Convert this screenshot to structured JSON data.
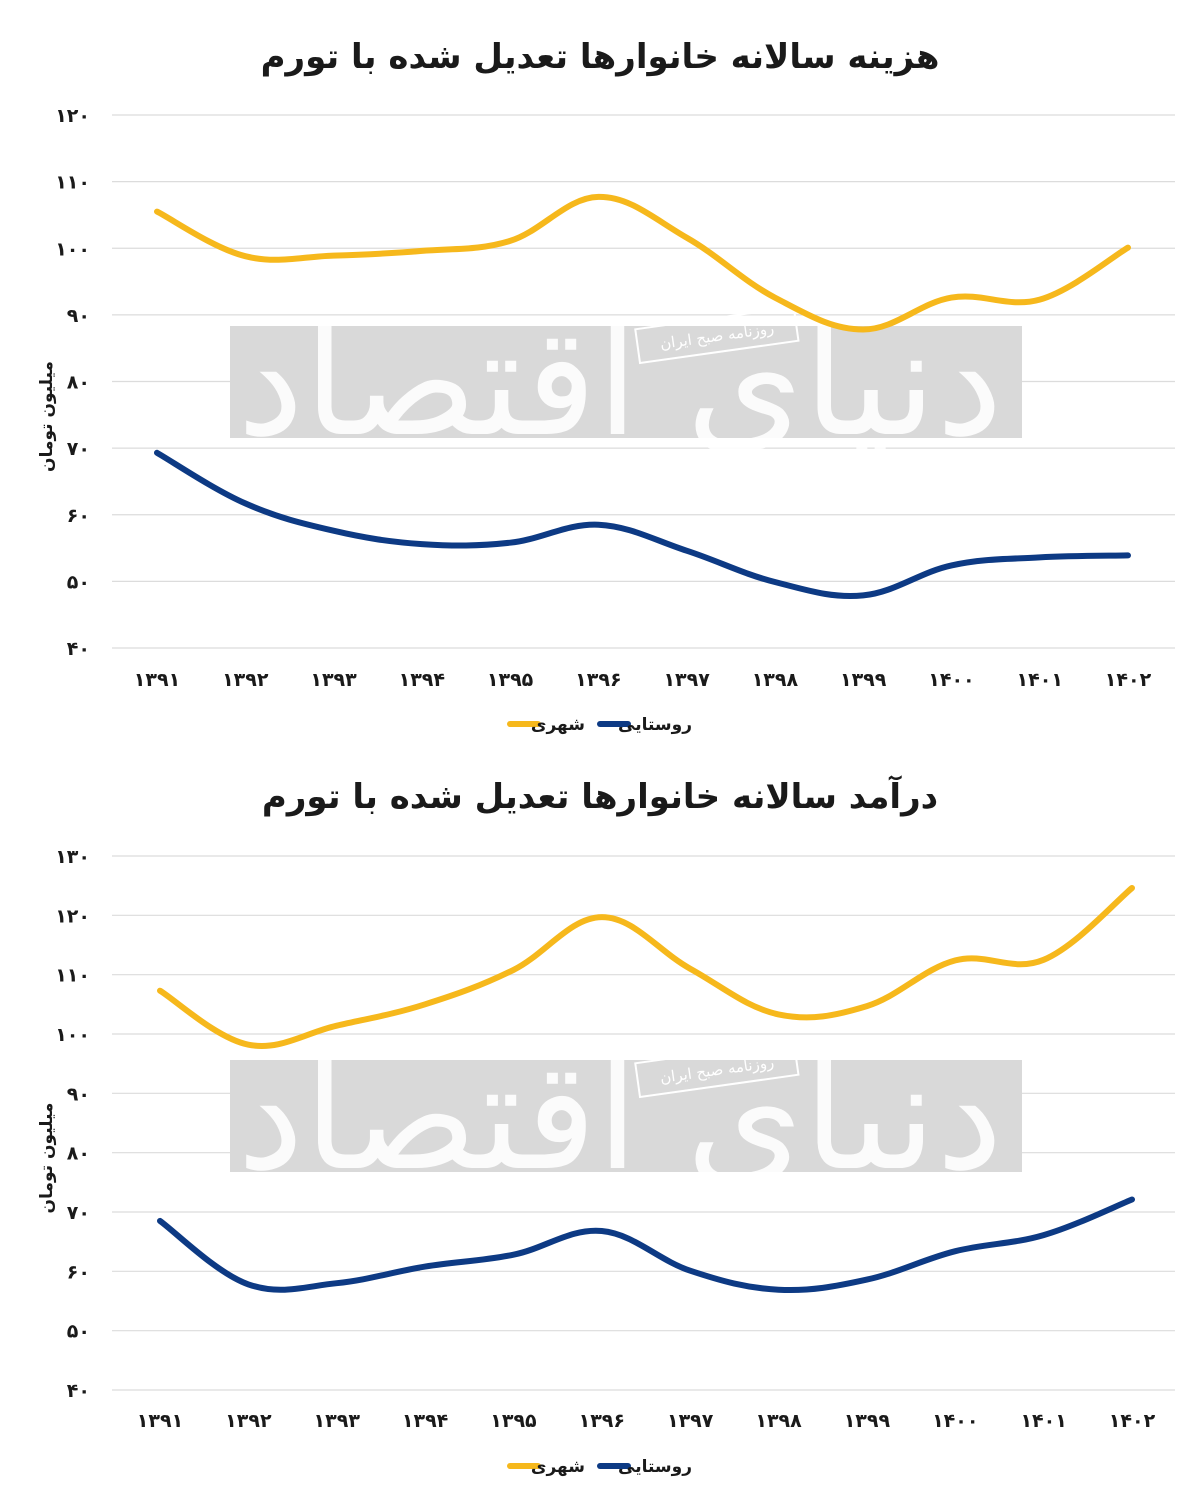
{
  "chart_data": [
    {
      "type": "line",
      "title": "هزینه سالانه خانوارها تعدیل شده با تورم",
      "ylabel": "میلیون تومان",
      "xlabel": "",
      "categories": [
        "۱۳۹۱",
        "۱۳۹۲",
        "۱۳۹۳",
        "۱۳۹۴",
        "۱۳۹۵",
        "۱۳۹۶",
        "۱۳۹۷",
        "۱۳۹۸",
        "۱۳۹۹",
        "۱۴۰۰",
        "۱۴۰۱",
        "۱۴۰۲"
      ],
      "ylim": [
        40,
        120
      ],
      "yticks": [
        40,
        50,
        60,
        70,
        80,
        90,
        100,
        110,
        120
      ],
      "ytick_labels": [
        "۴۰",
        "۵۰",
        "۶۰",
        "۷۰",
        "۸۰",
        "۹۰",
        "۱۰۰",
        "۱۱۰",
        "۱۲۰"
      ],
      "grid": true,
      "legend_position": "bottom",
      "series": [
        {
          "name": "شهری",
          "color": "#F6B81C",
          "values": [
            105.5,
            98.8,
            98.9,
            99.6,
            101.1,
            107.7,
            101.6,
            92.6,
            87.8,
            92.6,
            92.3,
            100.1
          ]
        },
        {
          "name": "روستایی",
          "color": "#0D3A84",
          "values": [
            69.3,
            61.7,
            57.6,
            55.6,
            55.8,
            58.5,
            54.6,
            49.9,
            47.9,
            52.4,
            53.6,
            53.9
          ]
        }
      ]
    },
    {
      "type": "line",
      "title": "درآمد سالانه خانوارها تعدیل شده با تورم",
      "ylabel": "میلیون تومان",
      "xlabel": "",
      "categories": [
        "۱۳۹۱",
        "۱۳۹۲",
        "۱۳۹۳",
        "۱۳۹۴",
        "۱۳۹۵",
        "۱۳۹۶",
        "۱۳۹۷",
        "۱۳۹۸",
        "۱۳۹۹",
        "۱۴۰۰",
        "۱۴۰۱",
        "۱۴۰۲"
      ],
      "ylim": [
        40,
        130
      ],
      "yticks": [
        40,
        50,
        60,
        70,
        80,
        90,
        100,
        110,
        120,
        130
      ],
      "ytick_labels": [
        "۴۰",
        "۵۰",
        "۶۰",
        "۷۰",
        "۸۰",
        "۹۰",
        "۱۰۰",
        "۱۱۰",
        "۱۲۰",
        "۱۳۰"
      ],
      "grid": true,
      "legend_position": "bottom",
      "series": [
        {
          "name": "شهری",
          "color": "#F6B81C",
          "values": [
            107.3,
            98.2,
            101.4,
            105.0,
            110.8,
            119.7,
            111.0,
            103.3,
            104.7,
            112.4,
            112.5,
            124.6
          ]
        },
        {
          "name": "روستایی",
          "color": "#0D3A84",
          "values": [
            68.5,
            57.8,
            58.0,
            60.8,
            62.8,
            66.8,
            60.1,
            56.9,
            58.6,
            63.4,
            66.1,
            72.1
          ]
        }
      ]
    }
  ]
}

▶ AIM
Copy every record above exactly as written, but leave out the pictures.

▶ TASK OUTPUT
Convert this screenshot to structured JSON data.
{
  "chart_data": [
    {
      "type": "line",
      "title": "هزینه سالانه خانوارها تعدیل شده با تورم",
      "ylabel": "میلیون تومان",
      "xlabel": "",
      "categories": [
        "۱۳۹۱",
        "۱۳۹۲",
        "۱۳۹۳",
        "۱۳۹۴",
        "۱۳۹۵",
        "۱۳۹۶",
        "۱۳۹۷",
        "۱۳۹۸",
        "۱۳۹۹",
        "۱۴۰۰",
        "۱۴۰۱",
        "۱۴۰۲"
      ],
      "ylim": [
        40,
        120
      ],
      "yticks": [
        40,
        50,
        60,
        70,
        80,
        90,
        100,
        110,
        120
      ],
      "ytick_labels": [
        "۴۰",
        "۵۰",
        "۶۰",
        "۷۰",
        "۸۰",
        "۹۰",
        "۱۰۰",
        "۱۱۰",
        "۱۲۰"
      ],
      "grid": true,
      "legend_position": "bottom",
      "series": [
        {
          "name": "شهری",
          "color": "#F6B81C",
          "values": [
            105.5,
            98.8,
            98.9,
            99.6,
            101.1,
            107.7,
            101.6,
            92.6,
            87.8,
            92.6,
            92.3,
            100.1
          ]
        },
        {
          "name": "روستایی",
          "color": "#0D3A84",
          "values": [
            69.3,
            61.7,
            57.6,
            55.6,
            55.8,
            58.5,
            54.6,
            49.9,
            47.9,
            52.4,
            53.6,
            53.9
          ]
        }
      ]
    },
    {
      "type": "line",
      "title": "درآمد سالانه خانوارها تعدیل شده با تورم",
      "ylabel": "میلیون تومان",
      "xlabel": "",
      "categories": [
        "۱۳۹۱",
        "۱۳۹۲",
        "۱۳۹۳",
        "۱۳۹۴",
        "۱۳۹۵",
        "۱۳۹۶",
        "۱۳۹۷",
        "۱۳۹۸",
        "۱۳۹۹",
        "۱۴۰۰",
        "۱۴۰۱",
        "۱۴۰۲"
      ],
      "ylim": [
        40,
        130
      ],
      "yticks": [
        40,
        50,
        60,
        70,
        80,
        90,
        100,
        110,
        120,
        130
      ],
      "ytick_labels": [
        "۴۰",
        "۵۰",
        "۶۰",
        "۷۰",
        "۸۰",
        "۹۰",
        "۱۰۰",
        "۱۱۰",
        "۱۲۰",
        "۱۳۰"
      ],
      "grid": true,
      "legend_position": "bottom",
      "series": [
        {
          "name": "شهری",
          "color": "#F6B81C",
          "values": [
            107.3,
            98.2,
            101.4,
            105.0,
            110.8,
            119.7,
            111.0,
            103.3,
            104.7,
            112.4,
            112.5,
            124.6
          ]
        },
        {
          "name": "روستایی",
          "color": "#0D3A84",
          "values": [
            68.5,
            57.8,
            58.0,
            60.8,
            62.8,
            66.8,
            60.1,
            56.9,
            58.6,
            63.4,
            66.1,
            72.1
          ]
        }
      ]
    }
  ]
}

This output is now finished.